>> Start EXTRACTED MATERIAL

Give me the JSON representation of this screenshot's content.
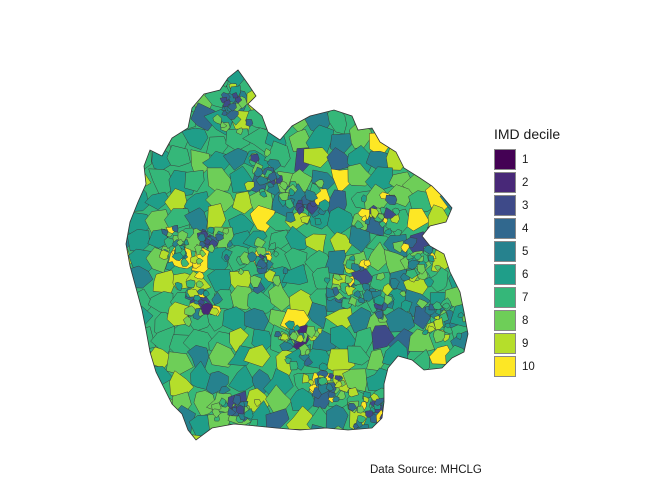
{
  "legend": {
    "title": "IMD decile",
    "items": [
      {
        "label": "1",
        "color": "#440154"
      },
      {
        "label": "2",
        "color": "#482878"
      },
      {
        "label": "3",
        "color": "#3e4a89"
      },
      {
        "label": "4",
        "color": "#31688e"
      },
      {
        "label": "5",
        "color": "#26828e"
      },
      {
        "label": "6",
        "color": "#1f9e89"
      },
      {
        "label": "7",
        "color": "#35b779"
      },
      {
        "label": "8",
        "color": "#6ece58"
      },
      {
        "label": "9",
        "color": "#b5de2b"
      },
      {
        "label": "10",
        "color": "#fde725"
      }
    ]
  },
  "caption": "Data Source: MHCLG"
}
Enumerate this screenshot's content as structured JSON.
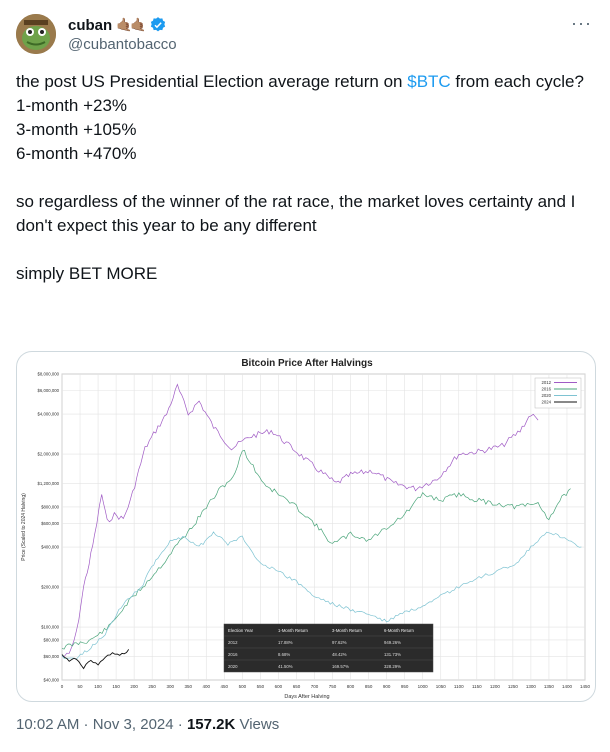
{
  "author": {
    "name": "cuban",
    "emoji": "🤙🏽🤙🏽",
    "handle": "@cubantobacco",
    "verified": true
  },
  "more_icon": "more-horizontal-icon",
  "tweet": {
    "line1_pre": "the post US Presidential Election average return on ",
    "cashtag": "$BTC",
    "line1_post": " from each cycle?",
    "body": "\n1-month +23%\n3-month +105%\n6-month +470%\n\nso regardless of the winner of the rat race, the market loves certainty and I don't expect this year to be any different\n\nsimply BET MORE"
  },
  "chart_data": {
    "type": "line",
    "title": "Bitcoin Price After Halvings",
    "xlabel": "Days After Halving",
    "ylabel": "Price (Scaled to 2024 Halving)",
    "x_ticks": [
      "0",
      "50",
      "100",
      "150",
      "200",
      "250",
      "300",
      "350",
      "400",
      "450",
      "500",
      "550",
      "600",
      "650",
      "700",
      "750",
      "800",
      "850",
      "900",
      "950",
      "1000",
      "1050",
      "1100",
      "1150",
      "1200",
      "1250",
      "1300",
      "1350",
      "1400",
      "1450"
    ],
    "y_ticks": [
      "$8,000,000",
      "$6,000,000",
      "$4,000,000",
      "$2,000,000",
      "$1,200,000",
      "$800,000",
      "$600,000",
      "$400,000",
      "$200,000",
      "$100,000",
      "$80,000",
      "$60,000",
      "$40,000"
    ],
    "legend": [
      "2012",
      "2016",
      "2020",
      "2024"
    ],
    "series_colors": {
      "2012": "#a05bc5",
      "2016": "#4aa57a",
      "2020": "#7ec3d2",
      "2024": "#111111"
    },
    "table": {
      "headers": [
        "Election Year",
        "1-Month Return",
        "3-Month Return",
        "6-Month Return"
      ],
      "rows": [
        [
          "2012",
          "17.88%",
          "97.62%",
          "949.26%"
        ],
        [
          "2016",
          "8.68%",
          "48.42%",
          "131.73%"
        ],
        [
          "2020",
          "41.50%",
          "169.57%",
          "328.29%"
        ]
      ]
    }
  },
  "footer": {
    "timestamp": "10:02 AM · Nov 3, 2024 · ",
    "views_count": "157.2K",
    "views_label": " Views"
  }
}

>> End EXTRACTED MATERIAL
>> Start EXTRACTED MATERIAL

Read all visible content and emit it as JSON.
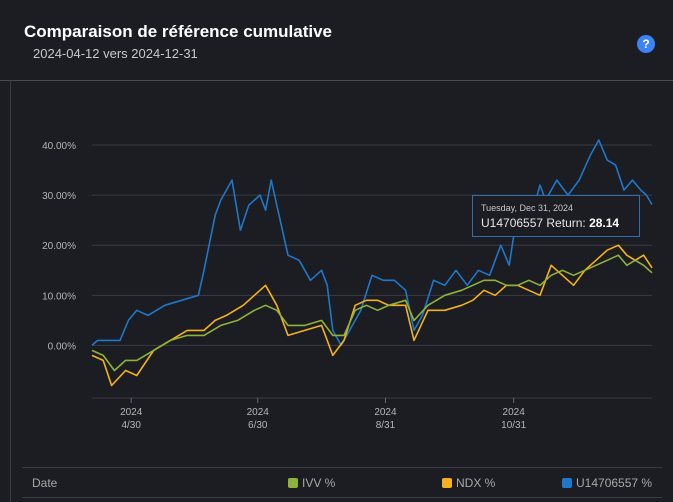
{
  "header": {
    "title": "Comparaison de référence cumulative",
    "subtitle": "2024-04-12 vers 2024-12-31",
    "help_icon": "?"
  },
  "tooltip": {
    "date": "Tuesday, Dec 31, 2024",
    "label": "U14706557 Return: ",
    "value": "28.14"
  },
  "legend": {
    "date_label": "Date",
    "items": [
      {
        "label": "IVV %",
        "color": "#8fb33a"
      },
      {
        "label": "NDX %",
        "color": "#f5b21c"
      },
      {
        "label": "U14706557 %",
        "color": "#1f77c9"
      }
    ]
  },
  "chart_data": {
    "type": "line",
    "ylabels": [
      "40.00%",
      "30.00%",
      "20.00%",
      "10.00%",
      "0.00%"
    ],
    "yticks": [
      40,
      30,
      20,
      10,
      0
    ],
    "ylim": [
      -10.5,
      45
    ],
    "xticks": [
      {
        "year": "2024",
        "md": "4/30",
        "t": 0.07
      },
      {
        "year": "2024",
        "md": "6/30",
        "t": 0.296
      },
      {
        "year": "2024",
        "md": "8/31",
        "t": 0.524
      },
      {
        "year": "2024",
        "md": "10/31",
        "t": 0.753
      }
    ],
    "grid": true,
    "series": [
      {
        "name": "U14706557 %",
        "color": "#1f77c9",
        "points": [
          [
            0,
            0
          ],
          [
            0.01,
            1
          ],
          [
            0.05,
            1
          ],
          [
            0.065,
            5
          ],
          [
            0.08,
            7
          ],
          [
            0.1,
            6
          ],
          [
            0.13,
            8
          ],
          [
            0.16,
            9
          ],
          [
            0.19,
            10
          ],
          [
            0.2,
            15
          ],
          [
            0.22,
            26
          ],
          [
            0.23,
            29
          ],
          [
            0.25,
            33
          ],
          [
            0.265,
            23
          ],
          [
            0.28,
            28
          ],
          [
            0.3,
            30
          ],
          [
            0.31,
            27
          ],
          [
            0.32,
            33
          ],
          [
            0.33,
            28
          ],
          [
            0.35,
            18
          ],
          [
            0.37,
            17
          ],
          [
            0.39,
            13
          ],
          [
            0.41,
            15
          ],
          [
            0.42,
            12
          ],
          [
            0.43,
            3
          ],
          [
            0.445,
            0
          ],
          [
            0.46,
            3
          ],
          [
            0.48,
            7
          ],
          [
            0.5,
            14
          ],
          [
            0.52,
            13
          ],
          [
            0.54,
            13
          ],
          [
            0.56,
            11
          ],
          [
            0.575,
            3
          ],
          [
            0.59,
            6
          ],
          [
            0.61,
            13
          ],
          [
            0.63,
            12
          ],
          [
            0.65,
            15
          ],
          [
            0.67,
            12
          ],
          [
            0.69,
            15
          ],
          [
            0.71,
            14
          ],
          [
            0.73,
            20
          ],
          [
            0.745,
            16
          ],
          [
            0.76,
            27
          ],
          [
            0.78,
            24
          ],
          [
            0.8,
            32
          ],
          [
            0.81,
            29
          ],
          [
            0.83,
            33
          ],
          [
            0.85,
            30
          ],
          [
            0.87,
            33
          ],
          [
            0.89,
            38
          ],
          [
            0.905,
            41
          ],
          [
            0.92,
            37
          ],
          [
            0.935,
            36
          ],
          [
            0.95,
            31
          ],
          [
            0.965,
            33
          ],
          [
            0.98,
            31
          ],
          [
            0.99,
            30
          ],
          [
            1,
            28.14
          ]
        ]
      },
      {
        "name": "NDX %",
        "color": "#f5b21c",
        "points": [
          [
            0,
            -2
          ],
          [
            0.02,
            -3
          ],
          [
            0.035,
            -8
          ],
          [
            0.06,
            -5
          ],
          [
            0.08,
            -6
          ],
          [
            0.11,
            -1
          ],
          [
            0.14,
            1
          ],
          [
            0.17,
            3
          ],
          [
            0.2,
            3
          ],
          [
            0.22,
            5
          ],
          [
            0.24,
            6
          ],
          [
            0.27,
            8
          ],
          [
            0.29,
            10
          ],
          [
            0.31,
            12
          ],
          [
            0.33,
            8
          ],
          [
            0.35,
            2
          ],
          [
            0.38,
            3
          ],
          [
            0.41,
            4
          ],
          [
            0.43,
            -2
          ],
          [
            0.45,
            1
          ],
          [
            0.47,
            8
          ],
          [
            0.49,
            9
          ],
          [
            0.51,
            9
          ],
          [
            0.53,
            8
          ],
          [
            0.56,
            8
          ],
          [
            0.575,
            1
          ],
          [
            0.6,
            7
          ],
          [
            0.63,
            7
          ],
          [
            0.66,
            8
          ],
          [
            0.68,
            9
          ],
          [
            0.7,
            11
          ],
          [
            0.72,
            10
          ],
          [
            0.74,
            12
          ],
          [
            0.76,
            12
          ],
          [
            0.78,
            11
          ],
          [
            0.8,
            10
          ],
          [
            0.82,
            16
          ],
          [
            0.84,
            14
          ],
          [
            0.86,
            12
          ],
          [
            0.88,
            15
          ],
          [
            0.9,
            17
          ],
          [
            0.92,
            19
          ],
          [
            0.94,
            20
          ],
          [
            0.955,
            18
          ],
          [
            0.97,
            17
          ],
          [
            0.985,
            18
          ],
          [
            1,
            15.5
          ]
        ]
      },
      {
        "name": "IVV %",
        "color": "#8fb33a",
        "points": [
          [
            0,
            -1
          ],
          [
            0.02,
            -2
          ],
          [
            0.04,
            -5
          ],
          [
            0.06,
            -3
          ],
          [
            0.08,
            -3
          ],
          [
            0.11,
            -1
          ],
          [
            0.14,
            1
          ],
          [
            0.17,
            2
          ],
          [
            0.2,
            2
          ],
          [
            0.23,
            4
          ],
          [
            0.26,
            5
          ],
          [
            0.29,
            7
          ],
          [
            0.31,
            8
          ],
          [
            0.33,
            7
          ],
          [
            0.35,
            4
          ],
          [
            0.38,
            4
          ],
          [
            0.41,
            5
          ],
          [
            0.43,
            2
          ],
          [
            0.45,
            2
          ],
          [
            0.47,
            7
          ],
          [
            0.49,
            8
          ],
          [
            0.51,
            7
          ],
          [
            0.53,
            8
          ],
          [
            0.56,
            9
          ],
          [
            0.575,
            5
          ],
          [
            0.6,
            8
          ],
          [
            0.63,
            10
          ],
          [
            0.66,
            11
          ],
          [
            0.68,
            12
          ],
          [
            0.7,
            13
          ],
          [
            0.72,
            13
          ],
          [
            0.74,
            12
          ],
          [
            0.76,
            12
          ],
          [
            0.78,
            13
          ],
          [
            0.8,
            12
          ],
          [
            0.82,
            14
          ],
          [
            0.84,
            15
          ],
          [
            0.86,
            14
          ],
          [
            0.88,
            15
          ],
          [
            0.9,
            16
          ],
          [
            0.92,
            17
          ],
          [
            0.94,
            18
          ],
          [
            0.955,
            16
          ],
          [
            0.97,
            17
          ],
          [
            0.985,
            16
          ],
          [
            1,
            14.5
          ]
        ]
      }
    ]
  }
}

>> End EXTRACTED MATERIAL

**SET TASK**
Give the count of lines in the listing that hold the word "Price", with no other text.

**ANSWER TO THE PROBLEM**
2